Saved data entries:
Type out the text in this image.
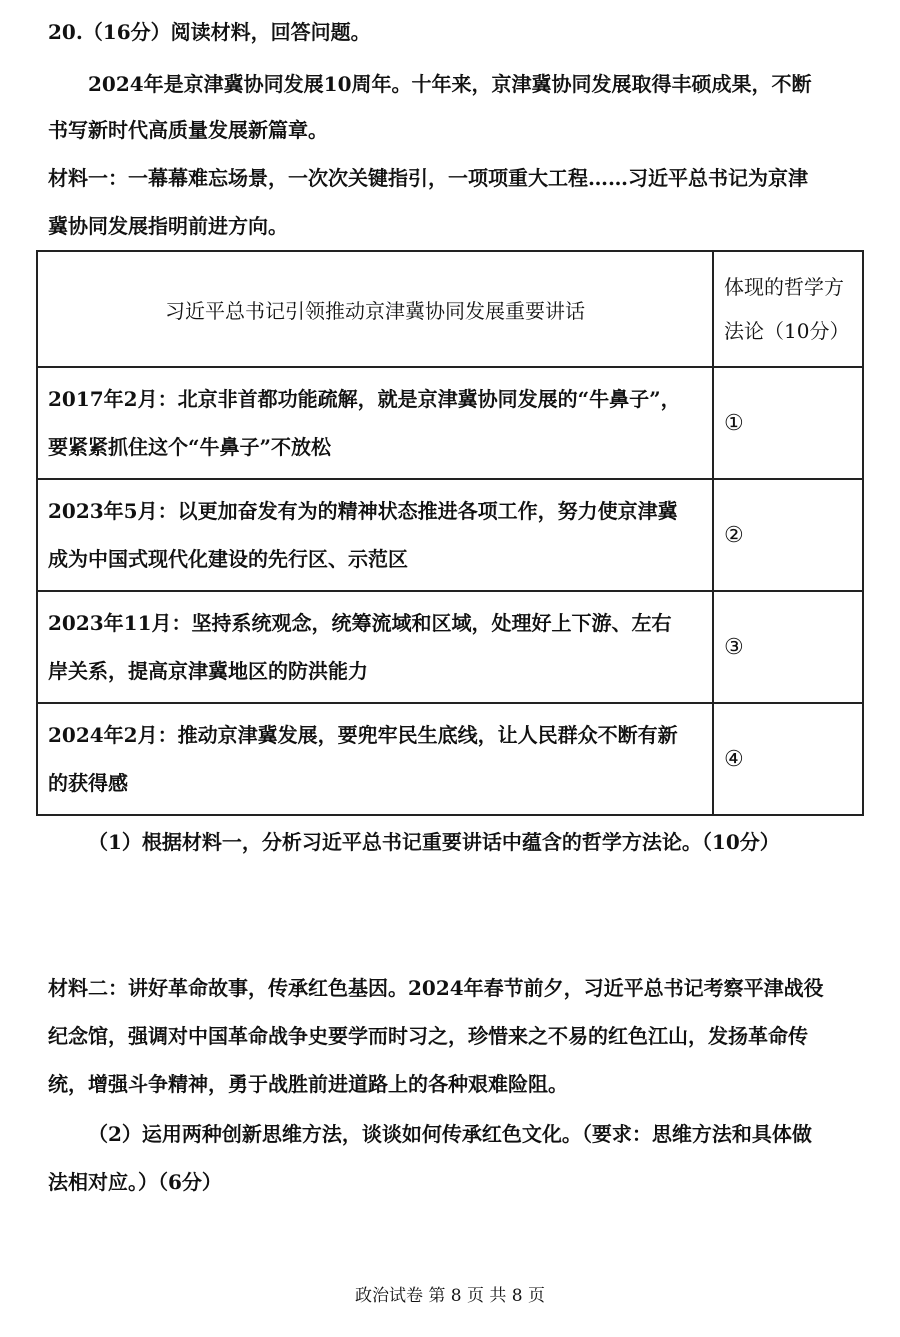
20.（16分）阅读材料，回答问题。
2024年是京津冀协同发展10周年。十年来，京津冀协同发展取得丰硕成果，不断
书写新时代高质量发展新篇章。
材料一：一幕幕难忘场景，一次次关键指引，一项项重大工程……习近平总书记为京津
冀协同发展指明前进方向。
习近平总书记引领推动京津冀协同发展重要讲话	体现的哲学方
法论（10分）
2017年2月：北京非首都功能疏解，就是京津冀协同发展的“牛鼻子”，
要紧紧抓住这个“牛鼻子”不放松	①
2023年5月：以更加奋发有为的精神状态推进各项工作，努力使京津冀
成为中国式现代化建设的先行区、示范区	②
2023年11月：坚持系统观念，统筹流域和区域，处理好上下游、左右
岸关系，提高京津冀地区的防洪能力	③
2024年2月：推动京津冀发展，要兜牢民生底线，让人民群众不断有新
的获得感	④
（1）根据材料一，分析习近平总书记重要讲话中蕴含的哲学方法论。（10分）
材料二：讲好革命故事，传承红色基因。2024年春节前夕，习近平总书记考察平津战役
纪念馆，强调对中国革命战争史要学而时习之，珍惜来之不易的红色江山，发扬革命传
统，增强斗争精神，勇于战胜前进道路上的各种艰难险阻。
（2）运用两种创新思维方法，谈谈如何传承红色文化。（要求：思维方法和具体做
法相对应。）（6分）
政治试卷 第 8 页 共 8 页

GIVEN PROBLEM:
From the listing above, print every entry precisely and drop the pictures.

FULL RESPONSE:
Type out the text in this image.
20.（16分）阅读材料，回答问题。
2024年是京津冀协同发展10周年。十年来，京津冀协同发展取得丰硕成果，不断
书写新时代高质量发展新篇章。
材料一：一幕幕难忘场景，一次次关键指引，一项项重大工程……习近平总书记为京津
冀协同发展指明前进方向。
习近平总书记引领推动京津冀协同发展重要讲话	体现的哲学方
法论（10分）
2017年2月：北京非首都功能疏解，就是京津冀协同发展的“牛鼻子”，
要紧紧抓住这个“牛鼻子”不放松	①
2023年5月：以更加奋发有为的精神状态推进各项工作，努力使京津冀
成为中国式现代化建设的先行区、示范区	②
2023年11月：坚持系统观念，统筹流域和区域，处理好上下游、左右
岸关系，提高京津冀地区的防洪能力	③
2024年2月：推动京津冀发展，要兜牢民生底线，让人民群众不断有新
的获得感	④
（1）根据材料一，分析习近平总书记重要讲话中蕴含的哲学方法论。（10分）
材料二：讲好革命故事，传承红色基因。2024年春节前夕，习近平总书记考察平津战役
纪念馆，强调对中国革命战争史要学而时习之，珍惜来之不易的红色江山，发扬革命传
统，增强斗争精神，勇于战胜前进道路上的各种艰难险阻。
（2）运用两种创新思维方法，谈谈如何传承红色文化。（要求：思维方法和具体做
法相对应。）（6分）
政治试卷 第 8 页 共 8 页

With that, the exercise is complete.